• **DATA FOR PROCESSING**:

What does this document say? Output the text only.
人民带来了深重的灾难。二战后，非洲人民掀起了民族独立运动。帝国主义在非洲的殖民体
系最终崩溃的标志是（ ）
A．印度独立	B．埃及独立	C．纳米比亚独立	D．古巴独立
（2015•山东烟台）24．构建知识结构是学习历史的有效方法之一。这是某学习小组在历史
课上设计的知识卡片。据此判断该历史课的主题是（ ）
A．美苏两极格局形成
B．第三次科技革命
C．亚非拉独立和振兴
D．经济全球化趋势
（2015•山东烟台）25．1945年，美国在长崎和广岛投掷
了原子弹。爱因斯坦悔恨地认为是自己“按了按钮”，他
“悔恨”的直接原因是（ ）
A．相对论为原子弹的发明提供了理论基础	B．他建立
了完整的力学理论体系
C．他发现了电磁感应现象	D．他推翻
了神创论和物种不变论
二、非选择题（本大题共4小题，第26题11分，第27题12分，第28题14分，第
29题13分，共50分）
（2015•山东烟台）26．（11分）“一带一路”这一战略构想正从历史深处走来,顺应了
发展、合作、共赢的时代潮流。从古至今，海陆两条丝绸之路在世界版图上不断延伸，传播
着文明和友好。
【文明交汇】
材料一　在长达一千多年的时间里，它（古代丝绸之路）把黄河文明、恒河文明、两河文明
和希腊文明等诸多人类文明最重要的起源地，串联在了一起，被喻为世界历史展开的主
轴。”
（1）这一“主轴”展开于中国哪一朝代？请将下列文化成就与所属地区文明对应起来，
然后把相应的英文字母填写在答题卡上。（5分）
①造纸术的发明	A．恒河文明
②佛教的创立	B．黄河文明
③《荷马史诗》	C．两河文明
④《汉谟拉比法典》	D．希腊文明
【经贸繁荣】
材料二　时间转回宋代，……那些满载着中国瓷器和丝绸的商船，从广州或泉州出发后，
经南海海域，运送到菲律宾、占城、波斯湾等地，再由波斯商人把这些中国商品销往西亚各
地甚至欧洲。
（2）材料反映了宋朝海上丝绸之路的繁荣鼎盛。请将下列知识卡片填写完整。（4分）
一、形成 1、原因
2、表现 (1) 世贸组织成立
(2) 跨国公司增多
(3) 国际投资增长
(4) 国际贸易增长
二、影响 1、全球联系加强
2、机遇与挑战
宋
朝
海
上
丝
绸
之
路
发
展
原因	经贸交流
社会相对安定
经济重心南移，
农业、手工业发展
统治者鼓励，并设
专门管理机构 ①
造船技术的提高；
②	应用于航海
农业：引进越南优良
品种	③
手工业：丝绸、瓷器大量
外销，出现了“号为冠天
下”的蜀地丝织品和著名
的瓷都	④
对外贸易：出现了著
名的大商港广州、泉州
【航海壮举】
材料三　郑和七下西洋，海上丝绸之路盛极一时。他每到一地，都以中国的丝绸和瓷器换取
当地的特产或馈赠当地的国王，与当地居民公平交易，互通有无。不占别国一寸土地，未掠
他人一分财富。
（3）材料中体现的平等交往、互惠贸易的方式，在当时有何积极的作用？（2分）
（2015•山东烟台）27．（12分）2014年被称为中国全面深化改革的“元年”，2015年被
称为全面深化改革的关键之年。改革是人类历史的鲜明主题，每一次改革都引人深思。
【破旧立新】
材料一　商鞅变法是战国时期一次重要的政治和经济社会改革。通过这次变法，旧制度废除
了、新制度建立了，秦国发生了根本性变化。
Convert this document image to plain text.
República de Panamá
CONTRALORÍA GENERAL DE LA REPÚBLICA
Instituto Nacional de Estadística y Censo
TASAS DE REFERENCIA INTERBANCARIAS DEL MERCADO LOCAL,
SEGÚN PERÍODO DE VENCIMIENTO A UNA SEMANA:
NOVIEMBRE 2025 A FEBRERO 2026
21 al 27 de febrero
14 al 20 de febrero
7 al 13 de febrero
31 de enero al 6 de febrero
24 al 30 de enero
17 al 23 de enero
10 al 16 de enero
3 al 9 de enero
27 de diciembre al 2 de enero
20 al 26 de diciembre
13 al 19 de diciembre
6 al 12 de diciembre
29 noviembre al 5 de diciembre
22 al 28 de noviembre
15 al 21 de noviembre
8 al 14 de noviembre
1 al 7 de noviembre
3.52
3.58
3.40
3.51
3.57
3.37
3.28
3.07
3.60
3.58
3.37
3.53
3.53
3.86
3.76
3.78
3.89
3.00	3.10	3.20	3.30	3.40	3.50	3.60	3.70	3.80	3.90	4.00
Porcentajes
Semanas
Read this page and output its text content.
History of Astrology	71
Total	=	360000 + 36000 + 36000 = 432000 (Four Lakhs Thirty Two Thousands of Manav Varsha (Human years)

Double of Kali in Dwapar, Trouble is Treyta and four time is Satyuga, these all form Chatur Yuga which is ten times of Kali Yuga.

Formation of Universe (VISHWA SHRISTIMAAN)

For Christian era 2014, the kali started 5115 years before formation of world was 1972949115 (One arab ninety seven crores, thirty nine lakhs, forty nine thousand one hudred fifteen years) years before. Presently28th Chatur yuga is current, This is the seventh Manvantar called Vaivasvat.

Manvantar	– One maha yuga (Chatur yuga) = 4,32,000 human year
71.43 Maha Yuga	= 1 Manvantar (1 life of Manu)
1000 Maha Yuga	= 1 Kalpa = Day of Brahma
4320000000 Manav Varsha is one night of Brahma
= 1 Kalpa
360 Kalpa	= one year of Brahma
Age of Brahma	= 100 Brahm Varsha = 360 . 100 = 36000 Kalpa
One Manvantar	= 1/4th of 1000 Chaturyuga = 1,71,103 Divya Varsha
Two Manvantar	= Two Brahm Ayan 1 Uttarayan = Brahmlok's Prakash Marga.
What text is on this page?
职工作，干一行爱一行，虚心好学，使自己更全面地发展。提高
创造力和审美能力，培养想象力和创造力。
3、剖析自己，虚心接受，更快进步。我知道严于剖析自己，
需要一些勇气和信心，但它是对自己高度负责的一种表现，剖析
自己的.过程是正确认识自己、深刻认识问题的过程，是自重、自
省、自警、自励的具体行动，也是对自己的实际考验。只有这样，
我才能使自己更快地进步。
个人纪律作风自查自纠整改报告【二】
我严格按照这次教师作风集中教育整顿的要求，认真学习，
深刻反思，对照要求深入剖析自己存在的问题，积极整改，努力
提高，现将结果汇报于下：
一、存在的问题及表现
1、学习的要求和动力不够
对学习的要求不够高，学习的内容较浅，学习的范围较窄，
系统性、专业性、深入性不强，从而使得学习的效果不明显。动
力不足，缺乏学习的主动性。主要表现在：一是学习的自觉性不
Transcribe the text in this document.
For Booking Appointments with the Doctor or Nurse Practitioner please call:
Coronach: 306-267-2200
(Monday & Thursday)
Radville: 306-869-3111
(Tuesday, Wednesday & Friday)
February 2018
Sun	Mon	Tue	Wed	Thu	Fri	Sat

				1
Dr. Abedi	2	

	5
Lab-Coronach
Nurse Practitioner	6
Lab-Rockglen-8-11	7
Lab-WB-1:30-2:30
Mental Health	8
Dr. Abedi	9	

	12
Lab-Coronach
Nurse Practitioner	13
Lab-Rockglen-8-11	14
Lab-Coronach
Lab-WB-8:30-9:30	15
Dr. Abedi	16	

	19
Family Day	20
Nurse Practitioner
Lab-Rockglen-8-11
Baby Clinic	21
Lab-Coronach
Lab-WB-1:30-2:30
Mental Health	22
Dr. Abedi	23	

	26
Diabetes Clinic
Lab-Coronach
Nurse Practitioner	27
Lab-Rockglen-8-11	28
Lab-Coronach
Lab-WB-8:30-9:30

• **WORK TO BE COMPLETED**:
Exactly reproduce every line found in the records.

• **ANSWER TO THE EXERCISE**:
What does this document say? Output the text only.
人民带来了深重的灾难。二战后，非洲人民掀起了民族独立运动。帝国主义在非洲的殖民体
系最终崩溃的标志是（ ）
A．印度独立	B．埃及独立	C．纳米比亚独立	D．古巴独立
（2015•山东烟台）24．构建知识结构是学习历史的有效方法之一。这是某学习小组在历史
课上设计的知识卡片。据此判断该历史课的主题是（ ）
A．美苏两极格局形成
B．第三次科技革命
C．亚非拉独立和振兴
D．经济全球化趋势
（2015•山东烟台）25．1945年，美国在长崎和广岛投掷
了原子弹。爱因斯坦悔恨地认为是自己“按了按钮”，他
“悔恨”的直接原因是（ ）
A．相对论为原子弹的发明提供了理论基础	B．他建立
了完整的力学理论体系
C．他发现了电磁感应现象	D．他推翻
了神创论和物种不变论
二、非选择题（本大题共4小题，第26题11分，第27题12分，第28题14分，第
29题13分，共50分）
（2015•山东烟台）26．（11分）“一带一路”这一战略构想正从历史深处走来,顺应了
发展、合作、共赢的时代潮流。从古至今，海陆两条丝绸之路在世界版图上不断延伸，传播
着文明和友好。
【文明交汇】
材料一　在长达一千多年的时间里，它（古代丝绸之路）把黄河文明、恒河文明、两河文明
和希腊文明等诸多人类文明最重要的起源地，串联在了一起，被喻为世界历史展开的主
轴。”
（1）这一“主轴”展开于中国哪一朝代？请将下列文化成就与所属地区文明对应起来，
然后把相应的英文字母填写在答题卡上。（5分）
①造纸术的发明	A．恒河文明
②佛教的创立	B．黄河文明
③《荷马史诗》	C．两河文明
④《汉谟拉比法典》	D．希腊文明
【经贸繁荣】
材料二　时间转回宋代，……那些满载着中国瓷器和丝绸的商船，从广州或泉州出发后，
经南海海域，运送到菲律宾、占城、波斯湾等地，再由波斯商人把这些中国商品销往西亚各
地甚至欧洲。
（2）材料反映了宋朝海上丝绸之路的繁荣鼎盛。请将下列知识卡片填写完整。（4分）
一、形成 1、原因
2、表现 (1) 世贸组织成立
(2) 跨国公司增多
(3) 国际投资增长
(4) 国际贸易增长
二、影响 1、全球联系加强
2、机遇与挑战
宋
朝
海
上
丝
绸
之
路
发
展
原因	经贸交流
社会相对安定
经济重心南移，
农业、手工业发展
统治者鼓励，并设
专门管理机构 ①
造船技术的提高；
②	应用于航海
农业：引进越南优良
品种	③
手工业：丝绸、瓷器大量
外销，出现了“号为冠天
下”的蜀地丝织品和著名
的瓷都	④
对外贸易：出现了著
名的大商港广州、泉州
【航海壮举】
材料三　郑和七下西洋，海上丝绸之路盛极一时。他每到一地，都以中国的丝绸和瓷器换取
当地的特产或馈赠当地的国王，与当地居民公平交易，互通有无。不占别国一寸土地，未掠
他人一分财富。
（3）材料中体现的平等交往、互惠贸易的方式，在当时有何积极的作用？（2分）
（2015•山东烟台）27．（12分）2014年被称为中国全面深化改革的“元年”，2015年被
称为全面深化改革的关键之年。改革是人类历史的鲜明主题，每一次改革都引人深思。
【破旧立新】
材料一　商鞅变法是战国时期一次重要的政治和经济社会改革。通过这次变法，旧制度废除
了、新制度建立了，秦国发生了根本性变化。
Convert this document image to plain text.
República de Panamá
CONTRALORÍA GENERAL DE LA REPÚBLICA
Instituto Nacional de Estadística y Censo
TASAS DE REFERENCIA INTERBANCARIAS DEL MERCADO LOCAL,
SEGÚN PERÍODO DE VENCIMIENTO A UNA SEMANA:
NOVIEMBRE 2025 A FEBRERO 2026
21 al 27 de febrero
14 al 20 de febrero
7 al 13 de febrero
31 de enero al 6 de febrero
24 al 30 de enero
17 al 23 de enero
10 al 16 de enero
3 al 9 de enero
27 de diciembre al 2 de enero
20 al 26 de diciembre
13 al 19 de diciembre
6 al 12 de diciembre
29 noviembre al 5 de diciembre
22 al 28 de noviembre
15 al 21 de noviembre
8 al 14 de noviembre
1 al 7 de noviembre
3.52
3.58
3.40
3.51
3.57
3.37
3.28
3.07
3.60
3.58
3.37
3.53
3.53
3.86
3.76
3.78
3.89
3.00	3.10	3.20	3.30	3.40	3.50	3.60	3.70	3.80	3.90	4.00
Porcentajes
Semanas
Read this page and output its text content.
History of Astrology	71
Total	=	360000 + 36000 + 36000 = 432000 (Four Lakhs Thirty Two Thousands of Manav Varsha (Human years)

Double of Kali in Dwapar, Trouble is Treyta and four time is Satyuga, these all form Chatur Yuga which is ten times of Kali Yuga.

Formation of Universe (VISHWA SHRISTIMAAN)

For Christian era 2014, the kali started 5115 years before formation of world was 1972949115 (One arab ninety seven crores, thirty nine lakhs, forty nine thousand one hudred fifteen years) years before. Presently28th Chatur yuga is current, This is the seventh Manvantar called Vaivasvat.

Manvantar	– One maha yuga (Chatur yuga) = 4,32,000 human year
71.43 Maha Yuga	= 1 Manvantar (1 life of Manu)
1000 Maha Yuga	= 1 Kalpa = Day of Brahma
4320000000 Manav Varsha is one night of Brahma
= 1 Kalpa
360 Kalpa	= one year of Brahma
Age of Brahma	= 100 Brahm Varsha = 360 . 100 = 36000 Kalpa
One Manvantar	= 1/4th of 1000 Chaturyuga = 1,71,103 Divya Varsha
Two Manvantar	= Two Brahm Ayan 1 Uttarayan = Brahmlok's Prakash Marga.
What text is on this page?
职工作，干一行爱一行，虚心好学，使自己更全面地发展。提高
创造力和审美能力，培养想象力和创造力。
3、剖析自己，虚心接受，更快进步。我知道严于剖析自己，
需要一些勇气和信心，但它是对自己高度负责的一种表现，剖析
自己的.过程是正确认识自己、深刻认识问题的过程，是自重、自
省、自警、自励的具体行动，也是对自己的实际考验。只有这样，
我才能使自己更快地进步。
个人纪律作风自查自纠整改报告【二】
我严格按照这次教师作风集中教育整顿的要求，认真学习，
深刻反思，对照要求深入剖析自己存在的问题，积极整改，努力
提高，现将结果汇报于下：
一、存在的问题及表现
1、学习的要求和动力不够
对学习的要求不够高，学习的内容较浅，学习的范围较窄，
系统性、专业性、深入性不强，从而使得学习的效果不明显。动
力不足，缺乏学习的主动性。主要表现在：一是学习的自觉性不
Transcribe the text in this document.
For Booking Appointments with the Doctor or Nurse Practitioner please call:
Coronach: 306-267-2200
(Monday & Thursday)
Radville: 306-869-3111
(Tuesday, Wednesday & Friday)
February 2018
Sun	Mon	Tue	Wed	Thu	Fri	Sat

				1
Dr. Abedi	2	

	5
Lab-Coronach
Nurse Practitioner	6
Lab-Rockglen-8-11	7
Lab-WB-1:30-2:30
Mental Health	8
Dr. Abedi	9	

	12
Lab-Coronach
Nurse Practitioner	13
Lab-Rockglen-8-11	14
Lab-Coronach
Lab-WB-8:30-9:30	15
Dr. Abedi	16	

	19
Family Day	20
Nurse Practitioner
Lab-Rockglen-8-11
Baby Clinic	21
Lab-Coronach
Lab-WB-1:30-2:30
Mental Health	22
Dr. Abedi	23	

	26
Diabetes Clinic
Lab-Coronach
Nurse Practitioner	27
Lab-Rockglen-8-11	28
Lab-Coronach
Lab-WB-8:30-9:30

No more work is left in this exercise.